Skip the pictures. Copy all the rest of the records down exactly.

### ENTRIES PROVIDED ###

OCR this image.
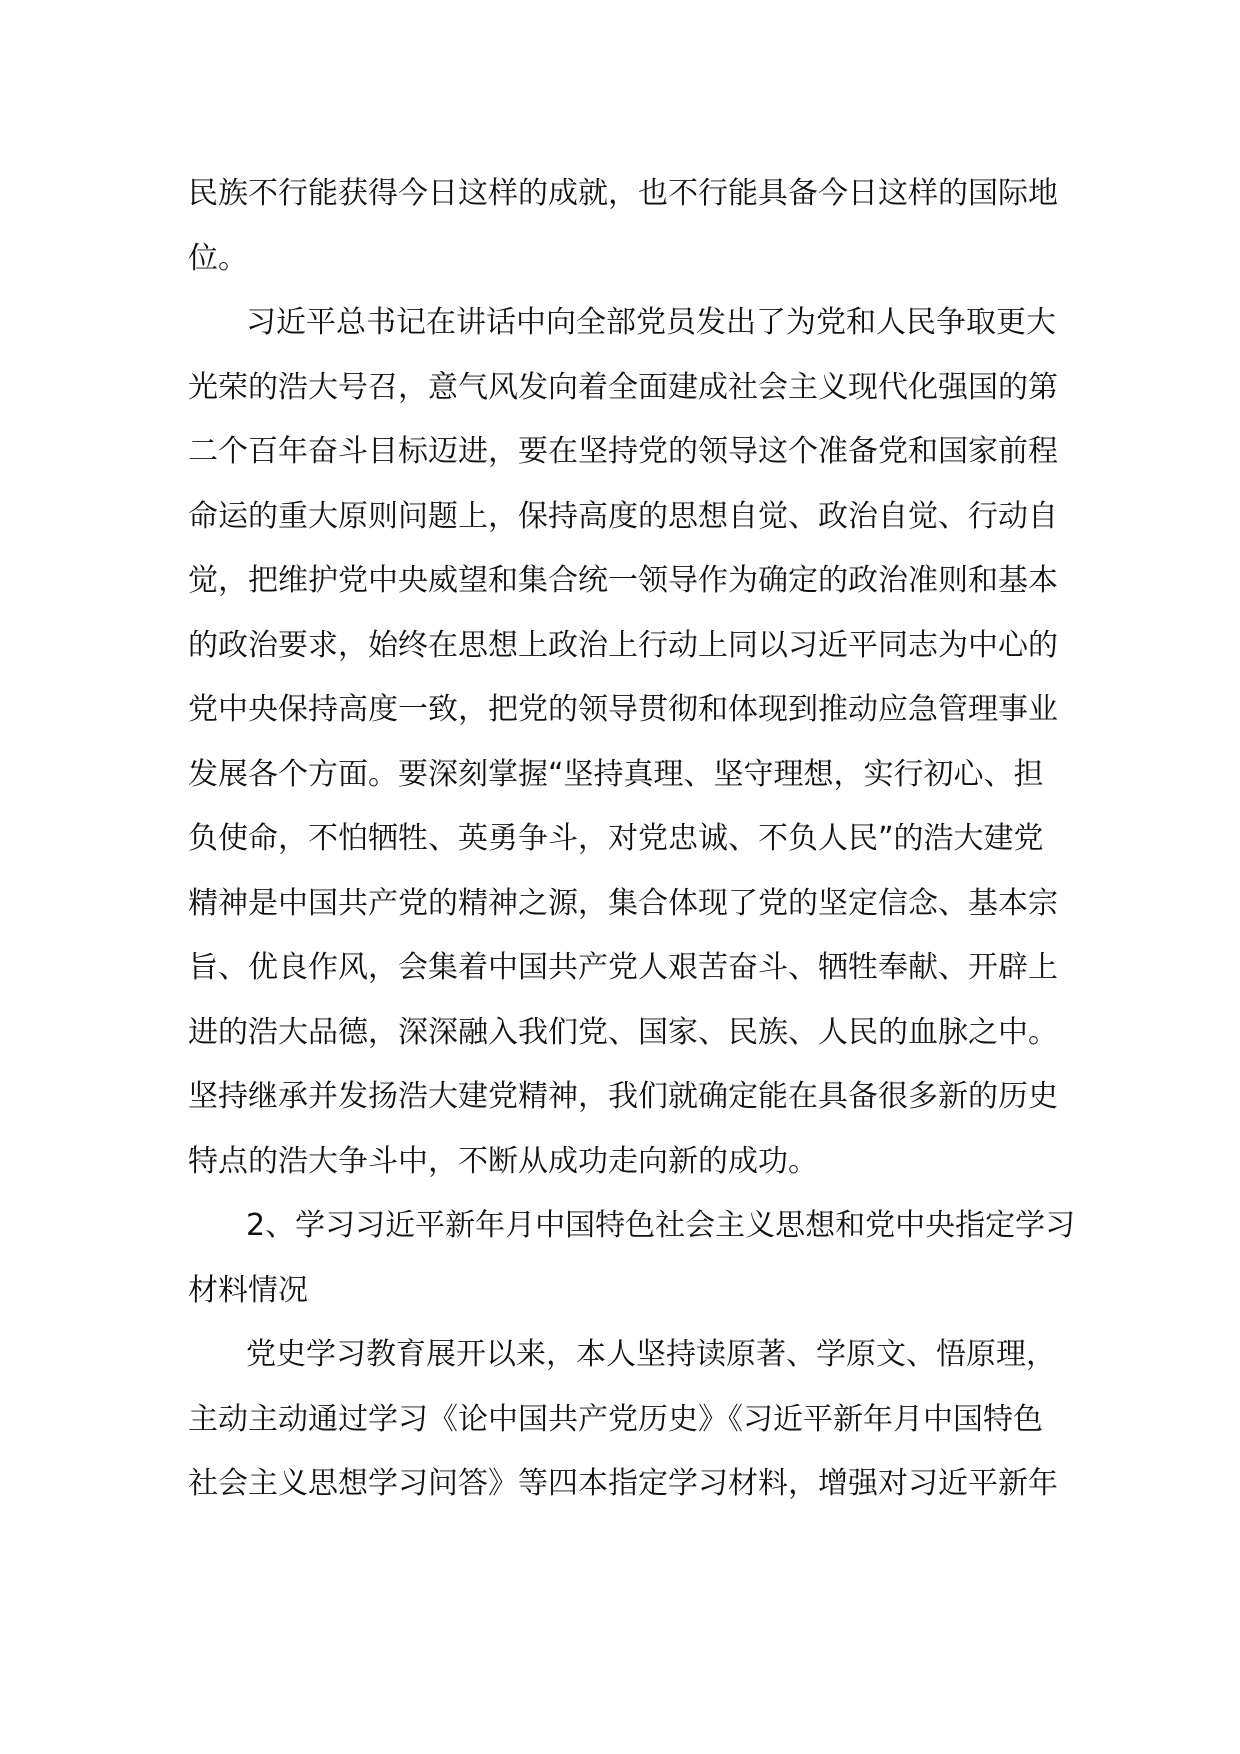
民族不行能获得今日这样的成就，也不行能具备今日这样的国际地
位。
习近平总书记在讲话中向全部党员发出了为党和人民争取更大
光荣的浩大号召，意气风发向着全面建成社会主义现代化强国的第
二个百年奋斗目标迈进，要在坚持党的领导这个准备党和国家前程
命运的重大原则问题上，保持高度的思想自觉、政治自觉、行动自
觉，把维护党中央威望和集合统一领导作为确定的政治准则和基本
的政治要求，始终在思想上政治上行动上同以习近平同志为中心的
党中央保持高度一致，把党的领导贯彻和体现到推动应急管理事业
发展各个方面。要深刻掌握“坚持真理、坚守理想，实行初心、担
负使命，不怕牺牲、英勇争斗，对党忠诚、不负人民”的浩大建党
精神是中国共产党的精神之源，集合体现了党的坚定信念、基本宗
旨、优良作风，会集着中国共产党人艰苦奋斗、牺牲奉献、开辟上
进的浩大品德，深深融入我们党、国家、民族、人民的血脉之中。
坚持继承并发扬浩大建党精神，我们就确定能在具备很多新的历史
特点的浩大争斗中，不断从成功走向新的成功。
2、学习习近平新年月中国特色社会主义思想和党中央指定学习
材料情况
党史学习教育展开以来，本人坚持读原著、学原文、悟原理，
主动主动通过学习《论中国共产党历史》《习近平新年月中国特色
社会主义思想学习问答》等四本指定学习材料，增强对习近平新年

###

**SOLUTION TO THE EXERCISE**
OCR this image.
民族不行能获得今日这样的成就，也不行能具备今日这样的国际地
位。
习近平总书记在讲话中向全部党员发出了为党和人民争取更大
光荣的浩大号召，意气风发向着全面建成社会主义现代化强国的第
二个百年奋斗目标迈进，要在坚持党的领导这个准备党和国家前程
命运的重大原则问题上，保持高度的思想自觉、政治自觉、行动自
觉，把维护党中央威望和集合统一领导作为确定的政治准则和基本
的政治要求，始终在思想上政治上行动上同以习近平同志为中心的
党中央保持高度一致，把党的领导贯彻和体现到推动应急管理事业
发展各个方面。要深刻掌握“坚持真理、坚守理想，实行初心、担
负使命，不怕牺牲、英勇争斗，对党忠诚、不负人民”的浩大建党
精神是中国共产党的精神之源，集合体现了党的坚定信念、基本宗
旨、优良作风，会集着中国共产党人艰苦奋斗、牺牲奉献、开辟上
进的浩大品德，深深融入我们党、国家、民族、人民的血脉之中。
坚持继承并发扬浩大建党精神，我们就确定能在具备很多新的历史
特点的浩大争斗中，不断从成功走向新的成功。
2、学习习近平新年月中国特色社会主义思想和党中央指定学习
材料情况
党史学习教育展开以来，本人坚持读原著、学原文、悟原理，
主动主动通过学习《论中国共产党历史》《习近平新年月中国特色
社会主义思想学习问答》等四本指定学习材料，增强对习近平新年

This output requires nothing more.